КОРОТКОЕ ЗАДАНИЕ 1: Какие слова, согласно тексту о Рафаэле, всё ещё считаются высшей похвалой женской красоте среди европейцев?
КОРОТКОЕ ЗАДАНИЕ 2: Пожалуйста, подхватите текст о Рафаэле и продолжите его после последнего предложения.

ТЕКСТ ДЛЯ ЧТЕНИЯ:

Высокоодаренный, родившийся в то время, когда натуралисты и другие ведущие художники вновь открыли для себя форму и поняли ее значение, когда зрительное воображение, по крайней мере в Италии, претерпело по сравнению со средневековым сильные изменения и стало в известном смысле для нас почти современным, а идеалы Ренессанса в какой-то непостижимый для нас миг откристаллизовавшимися, Рафаэль стал тем, кем он должен был стать.
Представления, профильтрованные сквозь его сознание, становились чистыми и прозрачными, как все, что он воспринимал и чувствовал. Он поставил перед собой задачу одарить современный ему мир художественными образами, которые, вопреки мятежным страстям и мрачным событиям позднейшего времени, воплотят для большинства культурных людей их духовные идеалы и чаяния. «Прекрасна, как мадонна Рафаэля» — эти слова все еще считаются высшей похвалой женской красоте среди европейцев, одаренных тонким художественным вкусом. И в самом деле, где можно найти большую чистоту и более совершенную прелесть, нежели в его «Мадонне делла Грандука», или более возвышенный женский образ, чем «Сикстинская мадонна»? Кто в юности, увлекаясь Гомером, Вергилием или Овидием, не воспринимал эти поэмы по-своему, не грезил об их героях во сне, не мечтал о них наяву, пока не увидел их полностью воплотившимися в знакомых уже образах фрески «Парнас» в Станца делла Сеньятура в Ватикане! Кто хоть раз, мечтая о благородном и духовном общении людей между собой, не смотрел с томительным желанием на «Диспут» или «Афинскую школу»?

[Сохранённые данные набора]
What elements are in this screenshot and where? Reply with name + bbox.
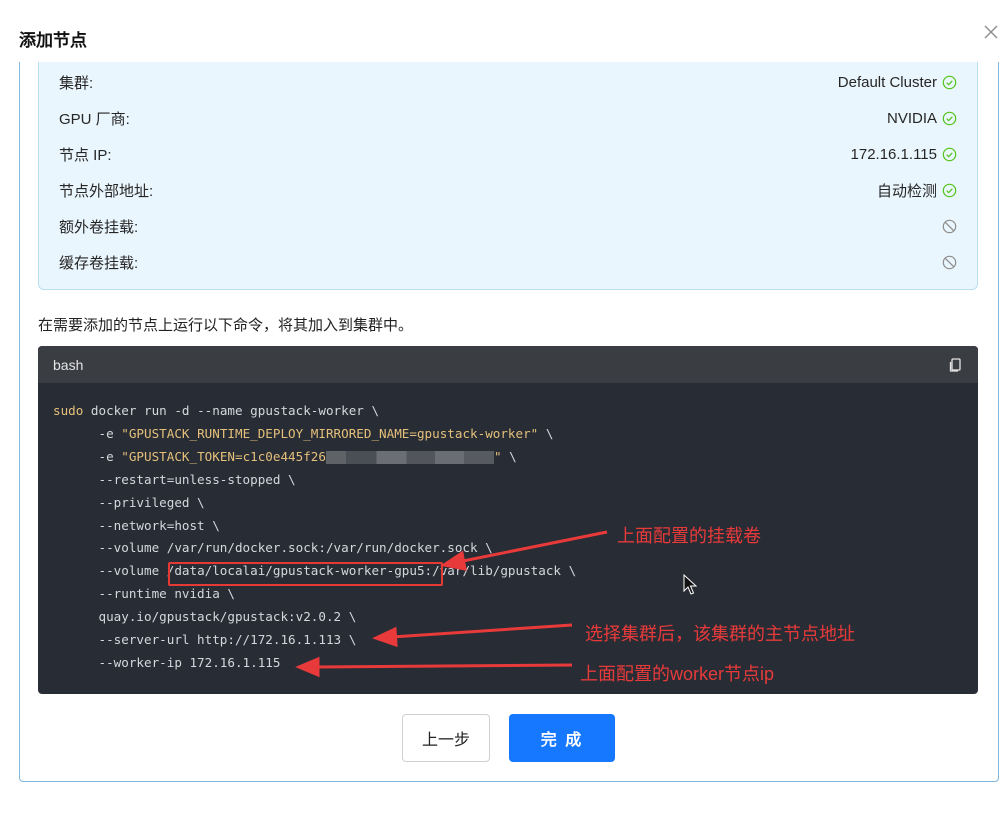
code-line: --runtime nvidia \ (53, 586, 235, 602)
summary-value: Default Cluster (837, 73, 937, 91)
previous-step-button[interactable]: 上一步 (402, 714, 490, 762)
code-line: --volume /data/localai/gpustack-worker-g… (53, 563, 577, 579)
summary-value: NVIDIA (886, 109, 937, 127)
annotation-volume: 上面配置的挂载卷 (617, 526, 761, 546)
instruction-text: 在需要添加的节点上运行以下命令，将其加入到集群中。 (38, 317, 414, 334)
summary-label: 额外卷挂载: (59, 218, 139, 236)
disabled-icon (942, 255, 957, 269)
code-line: --volume /var/run/docker.sock:/var/run/d… (53, 540, 493, 556)
mouse-cursor-icon (683, 574, 698, 595)
copy-icon[interactable] (948, 357, 964, 373)
disabled-icon (942, 219, 957, 233)
volume-path: /data/localai/gpustack-worker-gpu5 (166, 563, 425, 579)
summary-label: GPU 厂商: (59, 110, 130, 128)
annotation-worker: 上面配置的worker节点ip (580, 664, 775, 684)
redacted-token (325, 450, 494, 464)
code-line: -e "GPUSTACK_TOKEN=c1c0e445f26 " \ (53, 448, 517, 464)
summary-row-external-address: 节点外部地址: 自动检测 (59, 178, 957, 202)
code-line: --worker-ip 172.16.1.115 (53, 654, 281, 670)
check-circle-icon (942, 111, 957, 125)
summary-label: 集群: (59, 74, 94, 92)
code-line: --restart=unless-stopped \ (53, 471, 296, 487)
check-circle-icon (942, 147, 957, 161)
modal-title: 添加节点 (19, 31, 87, 50)
summary-row-gpu-vendor: GPU 厂商: NVIDIA (59, 106, 957, 130)
summary-panel: 集群: Default Cluster GPU 厂商: NVIDIA 节点 IP… (38, 62, 978, 290)
code-line: --privileged \ (53, 494, 205, 510)
code-line: -e "GPUSTACK_RUNTIME_DEPLOY_MIRRORED_NAM… (53, 425, 554, 441)
summary-label: 缓存卷挂载: (59, 254, 139, 272)
code-line: sudo docker run -d --name gpustack-worke… (53, 403, 380, 418)
code-line: --network=host \ (53, 517, 220, 533)
check-circle-icon (942, 75, 957, 89)
summary-row-cache-volume: 缓存卷挂载: (59, 250, 957, 274)
code-header: bash (38, 346, 978, 383)
summary-label: 节点 IP: (59, 146, 112, 164)
summary-value: 172.16.1.115 (850, 145, 937, 163)
done-button[interactable]: 完 成 (509, 714, 615, 762)
check-circle-icon (942, 183, 957, 197)
summary-row-extra-volume: 额外卷挂载: (59, 214, 957, 238)
summary-row-node-ip: 节点 IP: 172.16.1.115 (59, 142, 957, 166)
summary-value: 自动检测 (876, 182, 937, 200)
annotation-server: 选择集群后，该集群的主节点地址 (585, 624, 855, 644)
summary-label: 节点外部地址: (59, 182, 154, 200)
close-icon (984, 25, 998, 39)
summary-row-cluster: 集群: Default Cluster (59, 70, 957, 94)
code-language: bash (53, 356, 84, 373)
close-button[interactable] (982, 23, 1004, 45)
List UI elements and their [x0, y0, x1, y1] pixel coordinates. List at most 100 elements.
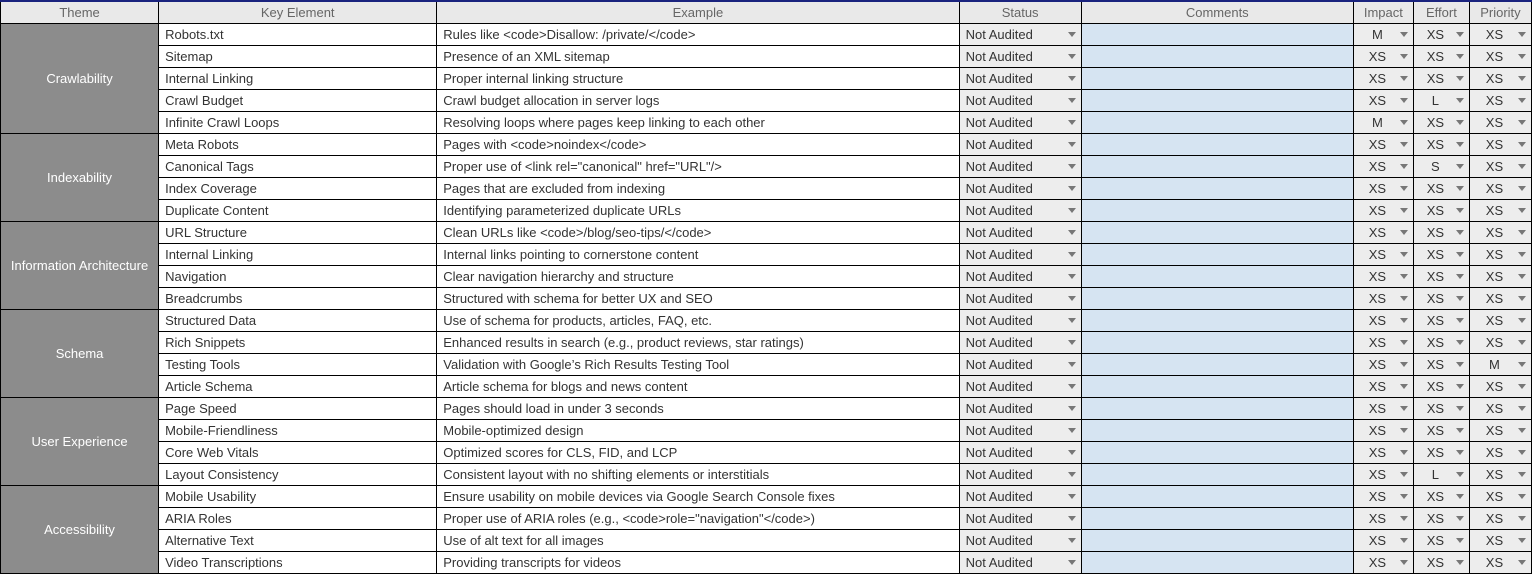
priority-dropdown[interactable]: XS [1469, 551, 1531, 573]
status-dropdown[interactable]: Not Audited [959, 89, 1081, 111]
comments-cell[interactable] [1081, 463, 1353, 485]
impact-dropdown[interactable]: XS [1353, 529, 1413, 551]
comments-cell[interactable] [1081, 375, 1353, 397]
comments-cell[interactable] [1081, 177, 1353, 199]
priority-dropdown[interactable]: XS [1469, 199, 1531, 221]
comments-cell[interactable] [1081, 331, 1353, 353]
impact-dropdown[interactable]: XS [1353, 441, 1413, 463]
priority-dropdown[interactable]: XS [1469, 111, 1531, 133]
comments-cell[interactable] [1081, 89, 1353, 111]
priority-dropdown[interactable]: XS [1469, 507, 1531, 529]
status-dropdown[interactable]: Not Audited [959, 331, 1081, 353]
comments-cell[interactable] [1081, 111, 1353, 133]
priority-dropdown[interactable]: XS [1469, 419, 1531, 441]
comments-cell[interactable] [1081, 155, 1353, 177]
impact-dropdown[interactable]: XS [1353, 485, 1413, 507]
status-dropdown[interactable]: Not Audited [959, 463, 1081, 485]
priority-dropdown[interactable]: XS [1469, 287, 1531, 309]
status-dropdown[interactable]: Not Audited [959, 419, 1081, 441]
priority-dropdown[interactable]: XS [1469, 265, 1531, 287]
comments-cell[interactable] [1081, 45, 1353, 67]
status-dropdown[interactable]: Not Audited [959, 199, 1081, 221]
impact-dropdown[interactable]: XS [1353, 375, 1413, 397]
status-dropdown[interactable]: Not Audited [959, 265, 1081, 287]
effort-dropdown[interactable]: XS [1413, 441, 1469, 463]
effort-dropdown[interactable]: XS [1413, 375, 1469, 397]
effort-dropdown[interactable]: XS [1413, 67, 1469, 89]
comments-cell[interactable] [1081, 529, 1353, 551]
impact-dropdown[interactable]: XS [1353, 551, 1413, 573]
effort-dropdown[interactable]: XS [1413, 419, 1469, 441]
status-dropdown[interactable]: Not Audited [959, 397, 1081, 419]
impact-dropdown[interactable]: XS [1353, 155, 1413, 177]
impact-dropdown[interactable]: M [1353, 23, 1413, 45]
impact-dropdown[interactable]: XS [1353, 309, 1413, 331]
priority-dropdown[interactable]: XS [1469, 89, 1531, 111]
comments-cell[interactable] [1081, 419, 1353, 441]
status-dropdown[interactable]: Not Audited [959, 221, 1081, 243]
effort-dropdown[interactable]: XS [1413, 111, 1469, 133]
comments-cell[interactable] [1081, 23, 1353, 45]
comments-cell[interactable] [1081, 507, 1353, 529]
status-dropdown[interactable]: Not Audited [959, 67, 1081, 89]
effort-dropdown[interactable]: XS [1413, 199, 1469, 221]
effort-dropdown[interactable]: XS [1413, 221, 1469, 243]
status-dropdown[interactable]: Not Audited [959, 485, 1081, 507]
status-dropdown[interactable]: Not Audited [959, 375, 1081, 397]
status-dropdown[interactable]: Not Audited [959, 243, 1081, 265]
comments-cell[interactable] [1081, 243, 1353, 265]
impact-dropdown[interactable]: XS [1353, 133, 1413, 155]
effort-dropdown[interactable]: XS [1413, 287, 1469, 309]
status-dropdown[interactable]: Not Audited [959, 441, 1081, 463]
impact-dropdown[interactable]: XS [1353, 353, 1413, 375]
comments-cell[interactable] [1081, 199, 1353, 221]
priority-dropdown[interactable]: XS [1469, 243, 1531, 265]
impact-dropdown[interactable]: XS [1353, 45, 1413, 67]
effort-dropdown[interactable]: S [1413, 155, 1469, 177]
priority-dropdown[interactable]: M [1469, 353, 1531, 375]
impact-dropdown[interactable]: XS [1353, 221, 1413, 243]
effort-dropdown[interactable]: XS [1413, 309, 1469, 331]
status-dropdown[interactable]: Not Audited [959, 177, 1081, 199]
impact-dropdown[interactable]: XS [1353, 177, 1413, 199]
priority-dropdown[interactable]: XS [1469, 375, 1531, 397]
effort-dropdown[interactable]: L [1413, 89, 1469, 111]
priority-dropdown[interactable]: XS [1469, 397, 1531, 419]
comments-cell[interactable] [1081, 133, 1353, 155]
comments-cell[interactable] [1081, 397, 1353, 419]
impact-dropdown[interactable]: XS [1353, 287, 1413, 309]
impact-dropdown[interactable]: M [1353, 111, 1413, 133]
comments-cell[interactable] [1081, 265, 1353, 287]
priority-dropdown[interactable]: XS [1469, 221, 1531, 243]
impact-dropdown[interactable]: XS [1353, 199, 1413, 221]
effort-dropdown[interactable]: L [1413, 463, 1469, 485]
status-dropdown[interactable]: Not Audited [959, 551, 1081, 573]
status-dropdown[interactable]: Not Audited [959, 353, 1081, 375]
effort-dropdown[interactable]: XS [1413, 23, 1469, 45]
comments-cell[interactable] [1081, 441, 1353, 463]
impact-dropdown[interactable]: XS [1353, 67, 1413, 89]
comments-cell[interactable] [1081, 485, 1353, 507]
impact-dropdown[interactable]: XS [1353, 507, 1413, 529]
priority-dropdown[interactable]: XS [1469, 485, 1531, 507]
effort-dropdown[interactable]: XS [1413, 45, 1469, 67]
comments-cell[interactable] [1081, 221, 1353, 243]
status-dropdown[interactable]: Not Audited [959, 155, 1081, 177]
priority-dropdown[interactable]: XS [1469, 463, 1531, 485]
effort-dropdown[interactable]: XS [1413, 485, 1469, 507]
impact-dropdown[interactable]: XS [1353, 243, 1413, 265]
effort-dropdown[interactable]: XS [1413, 243, 1469, 265]
impact-dropdown[interactable]: XS [1353, 397, 1413, 419]
priority-dropdown[interactable]: XS [1469, 441, 1531, 463]
status-dropdown[interactable]: Not Audited [959, 133, 1081, 155]
status-dropdown[interactable]: Not Audited [959, 23, 1081, 45]
status-dropdown[interactable]: Not Audited [959, 287, 1081, 309]
priority-dropdown[interactable]: XS [1469, 155, 1531, 177]
effort-dropdown[interactable]: XS [1413, 177, 1469, 199]
effort-dropdown[interactable]: XS [1413, 331, 1469, 353]
priority-dropdown[interactable]: XS [1469, 177, 1531, 199]
effort-dropdown[interactable]: XS [1413, 507, 1469, 529]
effort-dropdown[interactable]: XS [1413, 133, 1469, 155]
priority-dropdown[interactable]: XS [1469, 133, 1531, 155]
effort-dropdown[interactable]: XS [1413, 353, 1469, 375]
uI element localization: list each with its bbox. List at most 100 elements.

РЕЗУЛЬТАТ 1: «Прекрасна, как мадонна Рафаэля».

РЕЗУЛЬТАТ 2:
Посещал ли вас когда-нибудь образ Галатеи? Признайтесь, не стала ли она в тысячу раз более жизненной, свободной и обновленной с тех пор, как вы увидели ее среди тритонов и морских нимф в вилле Фарнезина? Сама античность не оставила нам более ликующего и яркого воплощения своих утонченных и фантастических видений. Мы благодарны Рафаэлю за те прекрасные одежды, в которые он облек античность — предмет наших поэтических мечтаний. И пока она живет в нашем представлении, на что я горячо надеюсь, не только как некогда существовавшие государства, а как мир, по которому мы страстно и сильно тоскуем, мы будем всегда воспринимать ее сквозь образы, внушенные нам Рафаэлем, особенно тогда, когда читаем и перечитываем древних авторов. И тогда мы увидим античный мир таким, каким видел его Рафаэль, мир, в котором никогда не умолкало пение утренних птиц.
Что же удивительного в том, что Рафаэль в одно мгновение стал, и навсегда остался, самым любимым из художников?
Наша культура, обязанная классической древности всем самым благородным и лучшим, что она имеет, нашла наконец в его лице современного ей художника-иллюстратора.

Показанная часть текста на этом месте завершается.